Data records:
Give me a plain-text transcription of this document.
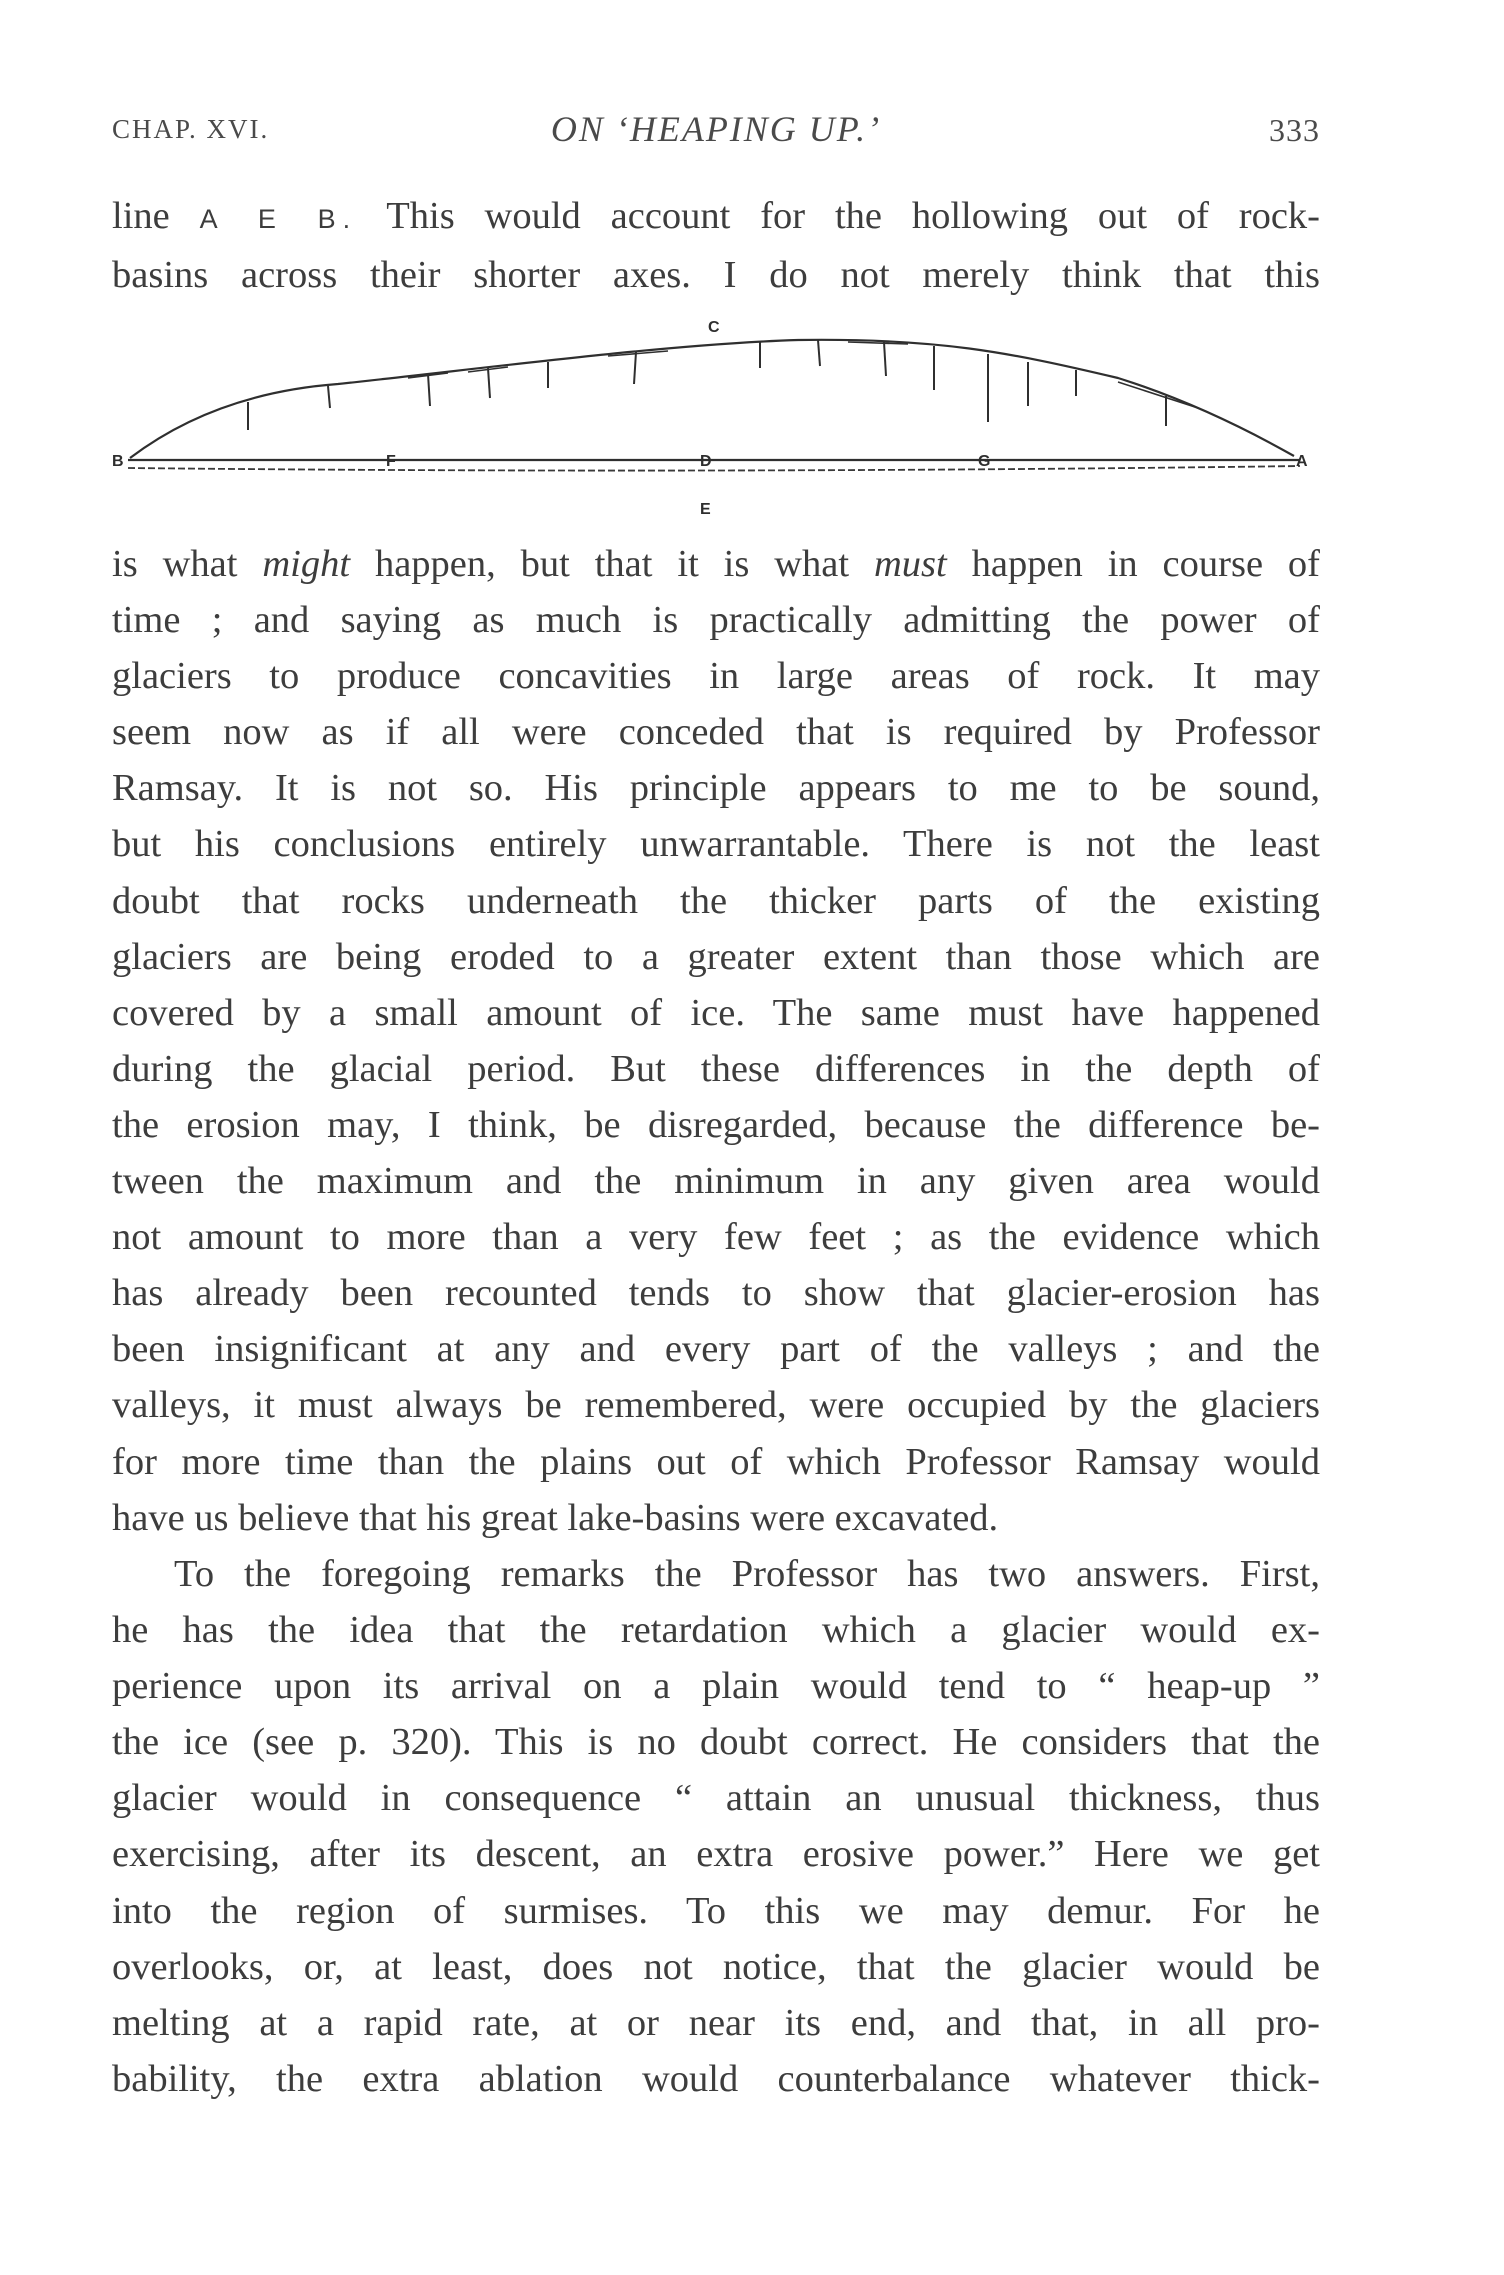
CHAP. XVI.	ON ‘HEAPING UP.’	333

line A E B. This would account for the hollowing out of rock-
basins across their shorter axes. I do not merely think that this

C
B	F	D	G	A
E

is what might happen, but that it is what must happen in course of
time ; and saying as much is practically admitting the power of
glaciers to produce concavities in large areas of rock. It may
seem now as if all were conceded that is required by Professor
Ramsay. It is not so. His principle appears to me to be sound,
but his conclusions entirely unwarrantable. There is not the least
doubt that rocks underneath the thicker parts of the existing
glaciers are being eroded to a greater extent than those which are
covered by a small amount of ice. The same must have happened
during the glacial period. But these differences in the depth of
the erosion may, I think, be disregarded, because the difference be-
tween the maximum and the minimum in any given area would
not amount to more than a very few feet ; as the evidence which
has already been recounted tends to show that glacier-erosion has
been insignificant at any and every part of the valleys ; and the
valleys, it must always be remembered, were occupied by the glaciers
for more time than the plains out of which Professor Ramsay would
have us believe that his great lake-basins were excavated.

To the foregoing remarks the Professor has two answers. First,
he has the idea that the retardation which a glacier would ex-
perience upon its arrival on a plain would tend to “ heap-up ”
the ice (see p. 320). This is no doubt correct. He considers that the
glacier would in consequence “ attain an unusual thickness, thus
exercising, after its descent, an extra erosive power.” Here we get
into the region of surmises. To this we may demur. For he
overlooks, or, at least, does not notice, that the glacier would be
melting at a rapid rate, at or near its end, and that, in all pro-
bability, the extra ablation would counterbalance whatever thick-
--
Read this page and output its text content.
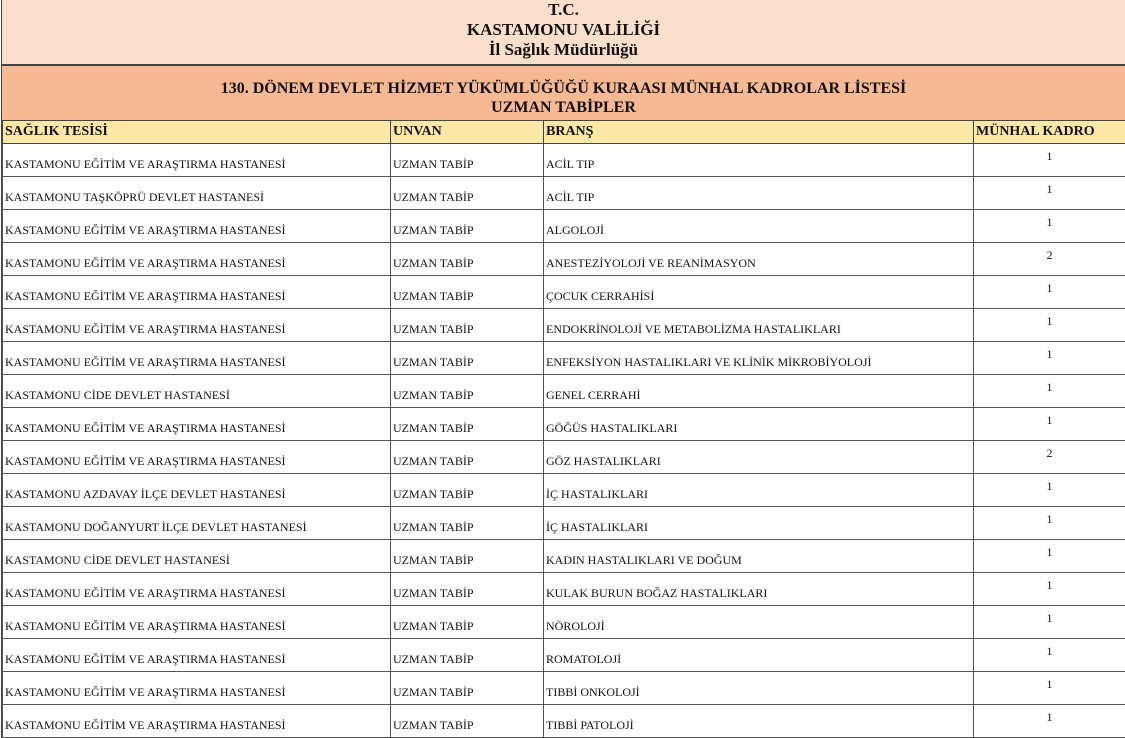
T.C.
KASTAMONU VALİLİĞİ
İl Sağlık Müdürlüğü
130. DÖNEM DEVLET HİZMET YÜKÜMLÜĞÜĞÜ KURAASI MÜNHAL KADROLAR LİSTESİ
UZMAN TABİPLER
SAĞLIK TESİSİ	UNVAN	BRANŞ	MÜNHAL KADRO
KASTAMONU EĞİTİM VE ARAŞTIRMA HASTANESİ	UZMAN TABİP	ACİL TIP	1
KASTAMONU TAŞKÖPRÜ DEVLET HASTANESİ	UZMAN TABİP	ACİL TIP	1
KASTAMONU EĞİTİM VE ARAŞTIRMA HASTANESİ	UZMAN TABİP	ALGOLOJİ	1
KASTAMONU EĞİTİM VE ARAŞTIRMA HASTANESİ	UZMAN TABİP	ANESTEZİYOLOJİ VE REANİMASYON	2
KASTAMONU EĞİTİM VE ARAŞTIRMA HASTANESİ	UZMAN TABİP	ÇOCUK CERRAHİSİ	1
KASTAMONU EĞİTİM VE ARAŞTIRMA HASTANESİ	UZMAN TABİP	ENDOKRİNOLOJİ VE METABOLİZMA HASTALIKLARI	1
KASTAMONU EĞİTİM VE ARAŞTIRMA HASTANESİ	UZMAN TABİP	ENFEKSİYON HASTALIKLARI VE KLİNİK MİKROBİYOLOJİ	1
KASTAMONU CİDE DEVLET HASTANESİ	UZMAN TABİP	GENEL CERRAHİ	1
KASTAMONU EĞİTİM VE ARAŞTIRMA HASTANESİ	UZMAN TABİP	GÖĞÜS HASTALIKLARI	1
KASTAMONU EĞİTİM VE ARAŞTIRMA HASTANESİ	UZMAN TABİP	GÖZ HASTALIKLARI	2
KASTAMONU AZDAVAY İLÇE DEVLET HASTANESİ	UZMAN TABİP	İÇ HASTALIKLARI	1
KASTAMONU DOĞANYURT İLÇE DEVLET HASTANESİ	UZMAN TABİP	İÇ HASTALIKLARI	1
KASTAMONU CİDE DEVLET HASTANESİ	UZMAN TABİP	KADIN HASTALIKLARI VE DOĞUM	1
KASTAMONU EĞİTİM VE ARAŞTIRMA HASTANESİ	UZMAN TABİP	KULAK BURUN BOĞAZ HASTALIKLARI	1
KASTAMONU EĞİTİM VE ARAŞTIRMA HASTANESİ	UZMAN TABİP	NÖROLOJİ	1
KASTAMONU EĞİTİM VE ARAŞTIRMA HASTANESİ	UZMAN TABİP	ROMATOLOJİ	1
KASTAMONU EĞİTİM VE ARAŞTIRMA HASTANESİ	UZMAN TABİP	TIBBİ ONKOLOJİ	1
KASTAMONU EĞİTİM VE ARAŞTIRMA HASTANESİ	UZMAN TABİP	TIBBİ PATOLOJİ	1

TASK TO COMPLETE: Take every line containing the word "were" and copy it.

PROBLEM SOLUTION:
seem now as if all were conceded that is required by Professor
valleys, it must always be remembered, were occupied by the glaciers
have us believe that his great lake-basins were excavated.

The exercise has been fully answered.